## TEXT SHOWN

[Start of Attachment]

One of Stonnington’s most significant buildings, Valentines was built in 1891-92, for the Hon. John Mark Davies MLC, on 25 acres (10 hectares) of land fronting Burke Road. The 40-roomed mansion, designed by architect Thomas Watts, was named Valentines, after Davies former homes. Davies served as Minister of Justice in 1890 and Solicitor-General and Attorney-General in 1891. He was mainly responsible for the Voluntary Liquidation Act (1891), the cause of significant controversy in the Depression which followed the Land Boom. The Davies family was badly affected by the collapse of the Boom. In 1892, John Davies resigned from Cabinet and from the Board of the Commercial Bank, of which he was chairman. Three years later, he lost his seat in the Legislative Council and resumed private practice as a solicitor. He re-entered Parliament unopposed in 1899 and served as Attorney-General from 1902 to 1908. He was President of the Legislative Council from 1910 to 1919, for which he received a knighthood. The property became Malvern Grammar and later a junior campus for Caulfield Grammar.
An internationally recognised sculptor, Karl Duldig and his artist-inventor wife, Slawa, arrived in Australia from Vienna in 1940. Their former Burke Road East Malvern residence, sculpture garden and artists studio, known as THE DULDIG STUDIO, is a public museum and art gallery. Both a cultural and educational resource, the museum holds an extensive collection of sculptures, paintings, drawings and decorative arts.
Karl Duldig's public sculptures, including a Monument to Raoul Wallenberg at Kew Junction, can be seen in Australia and overseas and he is represented in many museums and private collections. A prototype of the first foldable umbrella Flirt, invented by Slawa in 1929, is held by the Powerhouse Museum Sydney.

[End of Attachment]

## ACTIVITIES
1) Transcribe the passage about Valentines and the Duldig Studio from "An internationally recognised" to "and decorative arts.".
2) Pick up the passage about Valentines and the Duldig Studio after its last sentence and carry it on.

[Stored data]
[Start of Attachment]

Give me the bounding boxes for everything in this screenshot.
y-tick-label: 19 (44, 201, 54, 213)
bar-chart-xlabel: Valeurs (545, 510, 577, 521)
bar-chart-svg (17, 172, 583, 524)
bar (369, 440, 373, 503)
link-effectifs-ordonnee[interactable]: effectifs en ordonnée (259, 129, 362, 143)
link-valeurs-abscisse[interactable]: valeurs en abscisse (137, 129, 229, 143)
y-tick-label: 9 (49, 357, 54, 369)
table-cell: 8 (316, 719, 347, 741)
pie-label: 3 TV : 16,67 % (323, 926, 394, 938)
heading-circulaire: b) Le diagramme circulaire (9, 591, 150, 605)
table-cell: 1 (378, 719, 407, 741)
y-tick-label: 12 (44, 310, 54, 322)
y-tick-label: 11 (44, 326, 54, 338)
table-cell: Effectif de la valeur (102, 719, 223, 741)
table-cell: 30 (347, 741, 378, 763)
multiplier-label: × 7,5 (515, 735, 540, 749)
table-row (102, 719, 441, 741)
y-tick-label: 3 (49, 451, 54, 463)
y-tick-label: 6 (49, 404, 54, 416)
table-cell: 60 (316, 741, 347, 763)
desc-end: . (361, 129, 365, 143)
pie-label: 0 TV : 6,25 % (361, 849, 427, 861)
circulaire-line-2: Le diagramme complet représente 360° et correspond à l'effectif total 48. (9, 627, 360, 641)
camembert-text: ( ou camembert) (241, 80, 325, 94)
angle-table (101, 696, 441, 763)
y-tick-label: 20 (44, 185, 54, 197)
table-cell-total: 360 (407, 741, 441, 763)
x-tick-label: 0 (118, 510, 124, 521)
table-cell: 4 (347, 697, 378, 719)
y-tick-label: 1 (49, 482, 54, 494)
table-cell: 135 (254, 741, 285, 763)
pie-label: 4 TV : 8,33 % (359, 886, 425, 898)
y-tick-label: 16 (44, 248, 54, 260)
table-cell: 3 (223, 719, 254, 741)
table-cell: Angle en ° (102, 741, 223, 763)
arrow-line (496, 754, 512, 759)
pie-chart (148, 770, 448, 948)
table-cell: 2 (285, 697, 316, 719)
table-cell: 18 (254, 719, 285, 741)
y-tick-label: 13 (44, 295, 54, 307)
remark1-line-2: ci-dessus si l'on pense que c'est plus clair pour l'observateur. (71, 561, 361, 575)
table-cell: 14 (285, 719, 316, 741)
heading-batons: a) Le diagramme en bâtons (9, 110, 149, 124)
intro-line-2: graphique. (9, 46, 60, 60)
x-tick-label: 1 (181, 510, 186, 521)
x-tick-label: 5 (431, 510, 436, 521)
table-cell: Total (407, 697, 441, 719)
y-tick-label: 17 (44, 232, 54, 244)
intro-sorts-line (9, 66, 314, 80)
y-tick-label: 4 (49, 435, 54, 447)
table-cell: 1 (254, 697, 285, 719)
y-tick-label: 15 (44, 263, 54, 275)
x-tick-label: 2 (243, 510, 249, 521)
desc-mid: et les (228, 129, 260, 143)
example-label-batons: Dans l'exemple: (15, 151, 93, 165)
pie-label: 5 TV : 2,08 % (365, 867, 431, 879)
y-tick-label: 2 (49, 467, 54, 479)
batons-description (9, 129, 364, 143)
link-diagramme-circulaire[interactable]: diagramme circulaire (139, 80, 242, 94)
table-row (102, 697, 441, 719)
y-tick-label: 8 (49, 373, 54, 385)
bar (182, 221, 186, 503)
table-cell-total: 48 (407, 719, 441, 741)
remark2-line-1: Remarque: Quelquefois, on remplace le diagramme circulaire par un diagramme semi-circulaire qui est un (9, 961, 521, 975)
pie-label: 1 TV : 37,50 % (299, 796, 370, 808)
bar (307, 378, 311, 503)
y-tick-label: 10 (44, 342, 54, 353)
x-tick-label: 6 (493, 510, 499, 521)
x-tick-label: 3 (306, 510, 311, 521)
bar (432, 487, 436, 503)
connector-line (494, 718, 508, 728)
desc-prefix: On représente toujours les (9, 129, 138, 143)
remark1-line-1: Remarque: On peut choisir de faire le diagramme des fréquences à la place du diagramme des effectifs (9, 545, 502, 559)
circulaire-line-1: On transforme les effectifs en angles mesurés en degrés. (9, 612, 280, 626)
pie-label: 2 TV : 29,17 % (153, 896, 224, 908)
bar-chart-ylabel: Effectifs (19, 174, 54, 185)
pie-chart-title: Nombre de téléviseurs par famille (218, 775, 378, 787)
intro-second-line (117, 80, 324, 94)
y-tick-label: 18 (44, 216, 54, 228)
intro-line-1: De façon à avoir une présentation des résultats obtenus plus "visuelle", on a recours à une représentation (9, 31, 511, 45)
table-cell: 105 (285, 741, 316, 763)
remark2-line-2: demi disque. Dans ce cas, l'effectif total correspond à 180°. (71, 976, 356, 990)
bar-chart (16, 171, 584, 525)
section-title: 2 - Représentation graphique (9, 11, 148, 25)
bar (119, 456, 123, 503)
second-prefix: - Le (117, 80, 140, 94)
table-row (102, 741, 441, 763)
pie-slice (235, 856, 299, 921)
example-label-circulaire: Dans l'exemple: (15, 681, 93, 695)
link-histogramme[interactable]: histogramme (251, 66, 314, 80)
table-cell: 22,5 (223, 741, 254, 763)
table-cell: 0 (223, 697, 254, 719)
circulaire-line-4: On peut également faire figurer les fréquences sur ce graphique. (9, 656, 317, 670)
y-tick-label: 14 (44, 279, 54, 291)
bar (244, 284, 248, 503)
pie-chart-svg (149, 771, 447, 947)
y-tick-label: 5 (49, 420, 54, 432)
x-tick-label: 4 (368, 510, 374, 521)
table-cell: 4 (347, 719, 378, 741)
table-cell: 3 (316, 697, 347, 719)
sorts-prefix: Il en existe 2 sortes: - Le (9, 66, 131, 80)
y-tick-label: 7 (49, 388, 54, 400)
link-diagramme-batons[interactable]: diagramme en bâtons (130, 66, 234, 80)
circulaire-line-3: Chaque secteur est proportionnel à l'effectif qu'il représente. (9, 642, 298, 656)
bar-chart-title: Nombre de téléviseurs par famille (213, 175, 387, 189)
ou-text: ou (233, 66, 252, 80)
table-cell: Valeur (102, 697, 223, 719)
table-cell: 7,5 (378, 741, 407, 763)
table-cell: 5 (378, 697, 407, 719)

[End of Attachment]

## SOLVED PROBLEMS
1)
An internationally recognised sculptor, Karl Duldig and his artist-inventor wife, Slawa, arrived in Australia from Vienna in 1940. Their former Burke Road East Malvern residence, sculpture garden and artists studio, known as THE DULDIG STUDIO, is a public museum and art gallery. Both a cultural and educational resource, the museum holds an extensive collection of sculptures, paintings, drawings and decorative arts.

2)
Oliver Gilpin, born in 1874, is the man credited with creating the first major drapery chain store business in Australia. Gilpin opened his first drapery store in Korumburra in country Victoria in 1895. In 1910 the family moved to their new home, Kia Ora, in Finch Street East Malvern. The large block at the corner of Central Park Road extended to Belson Street. The grounds were described as spacious and contained a tennis court, artificial lake, fernery, summer houses and a croquet or bowling green. Initially the Gilpin children attended the nearby Warwick school. The Malvern Heights Bowling Club (1912-1917) was formed adjacent to the house.
Around 1917 the family separated and moved from Finch Street, but the business continued to run from the office in Belson Street. Around 1920 Gilpin subdivided his garden and created two blocks facing Central Park Road. Gilpin remarried and returned to live at Kia Ora in 1921. Gilpin lived at the Finch Street house, with his third wife, from 1928 to 1936. By this time, Gilpin's chain of Drapery stores had grown to ninety-four branches. The business was taken over by Foy & Gibson in 1944. The house in Finch Street and store in Belson Street were destroyed by fire in the 1970s.
Sir John Grey Gorton was the only Senator ever to become Prime Minister. He was Prime Minister from 10 January 1968 to 10 March 1971. Gorton resigned from the Senate in January 1968 to contest the by-election for Holts former seat of Higgins. Gorton won Higgins easily, and held it through the next three general elections.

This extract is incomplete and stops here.